**Direction**
Give the listing below again in full, exactly as written.

___

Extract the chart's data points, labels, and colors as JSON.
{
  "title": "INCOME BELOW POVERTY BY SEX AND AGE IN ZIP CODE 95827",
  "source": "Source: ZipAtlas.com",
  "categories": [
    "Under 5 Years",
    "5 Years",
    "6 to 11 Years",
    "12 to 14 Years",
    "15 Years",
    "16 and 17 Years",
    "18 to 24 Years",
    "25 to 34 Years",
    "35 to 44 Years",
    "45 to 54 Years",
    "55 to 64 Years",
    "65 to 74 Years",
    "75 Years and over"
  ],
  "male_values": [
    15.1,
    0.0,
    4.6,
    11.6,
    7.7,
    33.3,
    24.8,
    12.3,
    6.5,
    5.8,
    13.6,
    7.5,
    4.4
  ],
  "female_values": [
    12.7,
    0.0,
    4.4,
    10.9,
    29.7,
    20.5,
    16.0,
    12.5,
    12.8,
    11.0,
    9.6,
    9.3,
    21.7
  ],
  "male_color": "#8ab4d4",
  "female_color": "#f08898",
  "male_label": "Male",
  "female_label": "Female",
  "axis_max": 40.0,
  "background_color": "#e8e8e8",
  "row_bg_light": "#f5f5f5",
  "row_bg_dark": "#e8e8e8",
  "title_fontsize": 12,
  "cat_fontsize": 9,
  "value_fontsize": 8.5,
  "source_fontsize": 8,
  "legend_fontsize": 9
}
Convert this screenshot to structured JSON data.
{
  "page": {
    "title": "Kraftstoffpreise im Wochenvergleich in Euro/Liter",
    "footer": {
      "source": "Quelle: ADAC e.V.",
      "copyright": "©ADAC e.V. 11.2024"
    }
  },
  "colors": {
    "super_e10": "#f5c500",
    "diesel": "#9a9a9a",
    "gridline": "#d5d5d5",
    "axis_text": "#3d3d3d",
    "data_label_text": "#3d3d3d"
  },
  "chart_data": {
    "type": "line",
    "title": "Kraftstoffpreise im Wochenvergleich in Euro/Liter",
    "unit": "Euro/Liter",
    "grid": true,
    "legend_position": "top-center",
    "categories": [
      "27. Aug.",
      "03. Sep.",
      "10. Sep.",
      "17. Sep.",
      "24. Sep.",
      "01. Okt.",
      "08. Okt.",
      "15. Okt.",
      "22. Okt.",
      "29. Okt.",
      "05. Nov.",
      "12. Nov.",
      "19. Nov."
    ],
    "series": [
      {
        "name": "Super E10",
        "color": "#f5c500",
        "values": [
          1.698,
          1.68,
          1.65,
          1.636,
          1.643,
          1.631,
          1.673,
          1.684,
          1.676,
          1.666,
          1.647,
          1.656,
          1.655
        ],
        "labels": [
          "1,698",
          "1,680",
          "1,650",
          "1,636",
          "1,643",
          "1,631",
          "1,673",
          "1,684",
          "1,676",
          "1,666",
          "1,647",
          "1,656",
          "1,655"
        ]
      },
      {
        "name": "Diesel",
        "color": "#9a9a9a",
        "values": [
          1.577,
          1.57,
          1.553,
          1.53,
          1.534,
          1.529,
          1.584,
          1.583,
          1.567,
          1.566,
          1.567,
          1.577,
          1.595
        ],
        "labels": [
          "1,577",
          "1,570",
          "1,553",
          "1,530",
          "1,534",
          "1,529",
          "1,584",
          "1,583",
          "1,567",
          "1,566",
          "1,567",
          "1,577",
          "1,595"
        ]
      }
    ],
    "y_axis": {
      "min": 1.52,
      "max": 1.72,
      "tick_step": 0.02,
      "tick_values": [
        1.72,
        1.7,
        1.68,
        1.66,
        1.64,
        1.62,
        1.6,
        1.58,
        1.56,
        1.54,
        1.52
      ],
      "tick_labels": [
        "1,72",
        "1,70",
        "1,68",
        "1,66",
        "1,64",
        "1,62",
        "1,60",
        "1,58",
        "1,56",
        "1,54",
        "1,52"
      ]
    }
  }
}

___

**In response**
Extract the chart's data points, labels, and colors as JSON.
{
  "title": "INCOME BELOW POVERTY BY SEX AND AGE IN ZIP CODE 95827",
  "source": "Source: ZipAtlas.com",
  "categories": [
    "Under 5 Years",
    "5 Years",
    "6 to 11 Years",
    "12 to 14 Years",
    "15 Years",
    "16 and 17 Years",
    "18 to 24 Years",
    "25 to 34 Years",
    "35 to 44 Years",
    "45 to 54 Years",
    "55 to 64 Years",
    "65 to 74 Years",
    "75 Years and over"
  ],
  "male_values": [
    15.1,
    0.0,
    4.6,
    11.6,
    7.7,
    33.3,
    24.8,
    12.3,
    6.5,
    5.8,
    13.6,
    7.5,
    4.4
  ],
  "female_values": [
    12.7,
    0.0,
    4.4,
    10.9,
    29.7,
    20.5,
    16.0,
    12.5,
    12.8,
    11.0,
    9.6,
    9.3,
    21.7
  ],
  "male_color": "#8ab4d4",
  "female_color": "#f08898",
  "male_label": "Male",
  "female_label": "Female",
  "axis_max": 40.0,
  "background_color": "#e8e8e8",
  "row_bg_light": "#f5f5f5",
  "row_bg_dark": "#e8e8e8",
  "title_fontsize": 12,
  "cat_fontsize": 9,
  "value_fontsize": 8.5,
  "source_fontsize": 8,
  "legend_fontsize": 9
}
Convert this screenshot to structured JSON data.
{
  "page": {
    "title": "Kraftstoffpreise im Wochenvergleich in Euro/Liter",
    "footer": {
      "source": "Quelle: ADAC e.V.",
      "copyright": "©ADAC e.V. 11.2024"
    }
  },
  "colors": {
    "super_e10": "#f5c500",
    "diesel": "#9a9a9a",
    "gridline": "#d5d5d5",
    "axis_text": "#3d3d3d",
    "data_label_text": "#3d3d3d"
  },
  "chart_data": {
    "type": "line",
    "title": "Kraftstoffpreise im Wochenvergleich in Euro/Liter",
    "unit": "Euro/Liter",
    "grid": true,
    "legend_position": "top-center",
    "categories": [
      "27. Aug.",
      "03. Sep.",
      "10. Sep.",
      "17. Sep.",
      "24. Sep.",
      "01. Okt.",
      "08. Okt.",
      "15. Okt.",
      "22. Okt.",
      "29. Okt.",
      "05. Nov.",
      "12. Nov.",
      "19. Nov."
    ],
    "series": [
      {
        "name": "Super E10",
        "color": "#f5c500",
        "values": [
          1.698,
          1.68,
          1.65,
          1.636,
          1.643,
          1.631,
          1.673,
          1.684,
          1.676,
          1.666,
          1.647,
          1.656,
          1.655
        ],
        "labels": [
          "1,698",
          "1,680",
          "1,650",
          "1,636",
          "1,643",
          "1,631",
          "1,673",
          "1,684",
          "1,676",
          "1,666",
          "1,647",
          "1,656",
          "1,655"
        ]
      },
      {
        "name": "Diesel",
        "color": "#9a9a9a",
        "values": [
          1.577,
          1.57,
          1.553,
          1.53,
          1.534,
          1.529,
          1.584,
          1.583,
          1.567,
          1.566,
          1.567,
          1.577,
          1.595
        ],
        "labels": [
          "1,577",
          "1,570",
          "1,553",
          "1,530",
          "1,534",
          "1,529",
          "1,584",
          "1,583",
          "1,567",
          "1,566",
          "1,567",
          "1,577",
          "1,595"
        ]
      }
    ],
    "y_axis": {
      "min": 1.52,
      "max": 1.72,
      "tick_step": 0.02,
      "tick_values": [
        1.72,
        1.7,
        1.68,
        1.66,
        1.64,
        1.62,
        1.6,
        1.58,
        1.56,
        1.54,
        1.52
      ],
      "tick_labels": [
        "1,72",
        "1,70",
        "1,68",
        "1,66",
        "1,64",
        "1,62",
        "1,60",
        "1,58",
        "1,56",
        "1,54",
        "1,52"
      ]
    }
  }
}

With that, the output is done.